> [WORK REQUEST] In the text on Medicare drug costs and hospital pricing, by when would plans have to adopt a provider Real Time Benefit Tool under the CMS proposal?

> [PAGE TEXT]
# # # #

Improvements in the cost of medications for Medicare-eligible customers may not be too far off. The Centers for Medicare and Medicaid (CMS) has proposed some new ways to lower drug costs for those in the Medicare program, and with drug coverage through a stand-alone prescription drug plan or with a Medicare Advantage plan that includes drug coverage.
One provision in the proposal targets e-prescribing and would require the person’s plan “to adopt a provider Real Time Benefit Tool by the start of 2020.
“‘RTBTs have the capability to inform prescribers when lower-cost alternative therapies are available under the beneficiary’s prescription drug benefit, which can improve medication adherence, lower prescription drug costs, and minimize beneficiary out-of-pocket costs,’ CMS stated.
Another provision of the CMS proposal is that drug coverage Explanations Of Benefits (EOBs) that people receive from their plans will be tasked with including drug pricing information and lower cost therapeutic alternatives as part of these EOBs to give customers the information in hand that can also potentially help them lower their out-of-pocket costs for their particular medications.
This is not a comprehensive list of the provisions of the CMS proposal which could become a set of new rules in the near future. However, we do want to get info about these two particular provisions out there, so everyone can have confidence in any changes to come and know there will be tangible things for American households coming that can help lower their drug costs.
The hospital price transparency rule takes effect on January 1, requiring providers to publicize their rates for all items and services.
“Starting January 1, 2019, hospitals will be required to post their price lists online in an effort to increase price transparency and empower consumers to make informed choices about their care.
“The mandate stems from the 2019 inpatient and long-term care hospital prospective payment system (IPPS/LTCH PPS) final rule, released in August, in which CMS included the requirement for hospitals to update their public price lists at least annually.
“‘The policies in the IPPS/LTCH PPS final rule further advance the agency’s priority of creating a patient-centered healthcare system by achieving greater price transparency, interoperability, and significant burden reduction so that hospitals can operate with better flexibility and patients have what they need to be active healthcare consumers,’ CMS wrote…
“While hospitals can choose the format for presenting the data, as long as it’s machine-readable, the list must include all items and services provided by the facility, CMS stated.
“‘CMS encourages hospitals to undertake efforts to engage in consumer friendly communication of their charges to help patients understand what their potential financial liability might be for services they obtain at the hospital, and to enable patients to compare charges for similar services across hospitals,’ the agency said.”

# # # #

[Bounding box prediction data]
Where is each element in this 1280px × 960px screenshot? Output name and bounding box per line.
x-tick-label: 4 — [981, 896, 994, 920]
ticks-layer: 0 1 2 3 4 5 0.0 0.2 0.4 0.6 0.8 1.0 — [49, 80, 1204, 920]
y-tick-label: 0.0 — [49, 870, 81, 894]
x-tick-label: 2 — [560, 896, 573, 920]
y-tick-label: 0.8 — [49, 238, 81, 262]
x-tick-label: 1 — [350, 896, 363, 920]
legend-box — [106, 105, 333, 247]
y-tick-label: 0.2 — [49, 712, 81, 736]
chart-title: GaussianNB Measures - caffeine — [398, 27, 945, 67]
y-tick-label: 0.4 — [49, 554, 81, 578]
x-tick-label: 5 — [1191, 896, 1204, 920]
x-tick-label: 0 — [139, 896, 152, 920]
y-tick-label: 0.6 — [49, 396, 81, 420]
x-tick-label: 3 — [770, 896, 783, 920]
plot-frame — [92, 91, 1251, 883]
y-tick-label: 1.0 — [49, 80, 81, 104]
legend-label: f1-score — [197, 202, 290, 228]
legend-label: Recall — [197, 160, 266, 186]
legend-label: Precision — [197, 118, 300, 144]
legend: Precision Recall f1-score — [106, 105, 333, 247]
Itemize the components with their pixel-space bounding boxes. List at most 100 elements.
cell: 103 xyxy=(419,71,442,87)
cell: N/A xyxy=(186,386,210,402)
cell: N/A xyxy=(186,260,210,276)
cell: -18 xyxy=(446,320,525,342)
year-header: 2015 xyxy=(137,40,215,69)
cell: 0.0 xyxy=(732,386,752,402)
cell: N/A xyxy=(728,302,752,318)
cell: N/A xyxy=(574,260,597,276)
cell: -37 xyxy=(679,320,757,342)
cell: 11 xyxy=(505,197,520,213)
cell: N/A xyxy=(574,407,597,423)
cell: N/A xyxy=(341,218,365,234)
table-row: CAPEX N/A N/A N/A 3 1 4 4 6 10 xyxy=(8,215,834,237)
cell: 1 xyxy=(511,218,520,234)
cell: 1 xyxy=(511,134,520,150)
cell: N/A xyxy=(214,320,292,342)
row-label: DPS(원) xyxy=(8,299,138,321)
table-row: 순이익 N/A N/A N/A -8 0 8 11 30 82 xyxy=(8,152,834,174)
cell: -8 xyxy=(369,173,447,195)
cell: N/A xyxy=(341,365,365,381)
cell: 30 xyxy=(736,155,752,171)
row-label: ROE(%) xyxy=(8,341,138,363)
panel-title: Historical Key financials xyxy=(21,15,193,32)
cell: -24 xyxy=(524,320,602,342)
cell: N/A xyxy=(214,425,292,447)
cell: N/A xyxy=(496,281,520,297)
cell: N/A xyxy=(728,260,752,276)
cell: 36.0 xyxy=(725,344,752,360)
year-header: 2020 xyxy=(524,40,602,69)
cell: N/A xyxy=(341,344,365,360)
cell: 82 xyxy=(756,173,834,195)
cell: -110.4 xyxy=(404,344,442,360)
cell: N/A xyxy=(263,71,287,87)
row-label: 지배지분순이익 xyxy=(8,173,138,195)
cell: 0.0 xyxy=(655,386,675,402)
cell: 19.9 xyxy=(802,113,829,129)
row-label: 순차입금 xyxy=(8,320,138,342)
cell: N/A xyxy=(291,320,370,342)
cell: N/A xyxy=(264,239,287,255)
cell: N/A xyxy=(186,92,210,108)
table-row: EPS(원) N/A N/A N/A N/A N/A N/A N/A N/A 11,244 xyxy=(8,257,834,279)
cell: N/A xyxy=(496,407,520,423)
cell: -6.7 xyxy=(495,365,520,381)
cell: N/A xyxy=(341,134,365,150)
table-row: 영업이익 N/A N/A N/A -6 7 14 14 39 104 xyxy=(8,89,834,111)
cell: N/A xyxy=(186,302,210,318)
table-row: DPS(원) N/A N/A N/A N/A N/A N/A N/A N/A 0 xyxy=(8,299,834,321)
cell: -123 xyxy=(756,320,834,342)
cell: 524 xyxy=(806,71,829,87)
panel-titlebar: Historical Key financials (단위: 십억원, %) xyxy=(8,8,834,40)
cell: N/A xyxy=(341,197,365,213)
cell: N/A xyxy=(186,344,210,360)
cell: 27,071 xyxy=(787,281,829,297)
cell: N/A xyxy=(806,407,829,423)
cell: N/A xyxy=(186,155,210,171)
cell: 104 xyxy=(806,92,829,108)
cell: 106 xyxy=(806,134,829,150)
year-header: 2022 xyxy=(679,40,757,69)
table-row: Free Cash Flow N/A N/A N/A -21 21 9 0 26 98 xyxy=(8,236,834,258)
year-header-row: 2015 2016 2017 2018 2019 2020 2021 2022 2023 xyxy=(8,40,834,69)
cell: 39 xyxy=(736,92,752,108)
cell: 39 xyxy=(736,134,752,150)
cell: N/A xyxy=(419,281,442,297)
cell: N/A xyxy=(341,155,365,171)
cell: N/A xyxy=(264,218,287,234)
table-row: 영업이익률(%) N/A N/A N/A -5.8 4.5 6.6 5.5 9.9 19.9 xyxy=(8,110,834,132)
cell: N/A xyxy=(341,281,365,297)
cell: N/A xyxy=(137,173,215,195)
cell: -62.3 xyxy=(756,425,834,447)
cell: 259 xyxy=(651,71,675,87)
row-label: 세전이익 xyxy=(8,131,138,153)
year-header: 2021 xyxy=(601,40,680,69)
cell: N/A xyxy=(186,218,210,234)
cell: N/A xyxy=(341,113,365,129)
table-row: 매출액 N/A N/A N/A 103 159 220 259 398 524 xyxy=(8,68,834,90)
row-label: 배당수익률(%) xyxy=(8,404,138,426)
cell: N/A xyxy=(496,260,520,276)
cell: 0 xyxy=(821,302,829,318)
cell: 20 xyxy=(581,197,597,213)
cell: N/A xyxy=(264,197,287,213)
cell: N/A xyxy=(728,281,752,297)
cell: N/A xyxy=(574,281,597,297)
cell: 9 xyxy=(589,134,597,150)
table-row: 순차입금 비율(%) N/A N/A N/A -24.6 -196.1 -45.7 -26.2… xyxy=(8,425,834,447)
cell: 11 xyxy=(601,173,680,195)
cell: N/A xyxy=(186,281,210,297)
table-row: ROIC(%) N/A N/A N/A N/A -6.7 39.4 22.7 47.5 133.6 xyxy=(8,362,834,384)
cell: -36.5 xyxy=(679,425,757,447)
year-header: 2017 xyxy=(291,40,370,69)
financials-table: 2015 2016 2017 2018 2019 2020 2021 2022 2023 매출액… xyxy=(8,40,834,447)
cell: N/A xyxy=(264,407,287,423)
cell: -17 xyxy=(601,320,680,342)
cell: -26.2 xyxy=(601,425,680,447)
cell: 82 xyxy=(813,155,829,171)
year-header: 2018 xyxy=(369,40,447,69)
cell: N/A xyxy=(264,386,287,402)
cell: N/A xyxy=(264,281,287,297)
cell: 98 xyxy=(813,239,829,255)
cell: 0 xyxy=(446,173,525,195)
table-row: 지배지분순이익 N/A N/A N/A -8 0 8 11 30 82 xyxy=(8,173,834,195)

# # # #

> [ANSWER SPACE] By the start of 2020.